▶ **PROMPT**: Output the data exactly, with every line intact.

▶ **DATA FOR THIS TASK**:
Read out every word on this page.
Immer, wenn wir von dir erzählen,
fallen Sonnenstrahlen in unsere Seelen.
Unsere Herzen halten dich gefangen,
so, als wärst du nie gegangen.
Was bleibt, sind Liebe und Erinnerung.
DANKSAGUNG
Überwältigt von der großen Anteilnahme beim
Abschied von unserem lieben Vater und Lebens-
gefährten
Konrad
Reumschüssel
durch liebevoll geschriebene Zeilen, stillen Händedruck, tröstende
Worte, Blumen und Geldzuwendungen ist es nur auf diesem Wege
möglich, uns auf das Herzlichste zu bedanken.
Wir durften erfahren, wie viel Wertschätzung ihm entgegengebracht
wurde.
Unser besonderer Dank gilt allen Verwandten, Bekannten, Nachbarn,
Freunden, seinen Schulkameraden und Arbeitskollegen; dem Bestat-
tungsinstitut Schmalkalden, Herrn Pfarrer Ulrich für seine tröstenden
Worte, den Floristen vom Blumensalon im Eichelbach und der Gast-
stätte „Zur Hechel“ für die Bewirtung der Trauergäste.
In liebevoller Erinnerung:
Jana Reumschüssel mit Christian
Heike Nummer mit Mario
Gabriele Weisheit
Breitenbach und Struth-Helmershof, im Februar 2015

▶ **RESPONSE TO THIS TASK**:
Read out every word on this page.
Immer, wenn wir von dir erzählen,
fallen Sonnenstrahlen in unsere Seelen.
Unsere Herzen halten dich gefangen,
so, als wärst du nie gegangen.
Was bleibt, sind Liebe und Erinnerung.
DANKSAGUNG
Überwältigt von der großen Anteilnahme beim
Abschied von unserem lieben Vater und Lebens-
gefährten
Konrad
Reumschüssel
durch liebevoll geschriebene Zeilen, stillen Händedruck, tröstende
Worte, Blumen und Geldzuwendungen ist es nur auf diesem Wege
möglich, uns auf das Herzlichste zu bedanken.
Wir durften erfahren, wie viel Wertschätzung ihm entgegengebracht
wurde.
Unser besonderer Dank gilt allen Verwandten, Bekannten, Nachbarn,
Freunden, seinen Schulkameraden und Arbeitskollegen; dem Bestat-
tungsinstitut Schmalkalden, Herrn Pfarrer Ulrich für seine tröstenden
Worte, den Floristen vom Blumensalon im Eichelbach und der Gast-
stätte „Zur Hechel“ für die Bewirtung der Trauergäste.
In liebevoller Erinnerung:
Jana Reumschüssel mit Christian
Heike Nummer mit Mario
Gabriele Weisheit
Breitenbach und Struth-Helmershof, im Februar 2015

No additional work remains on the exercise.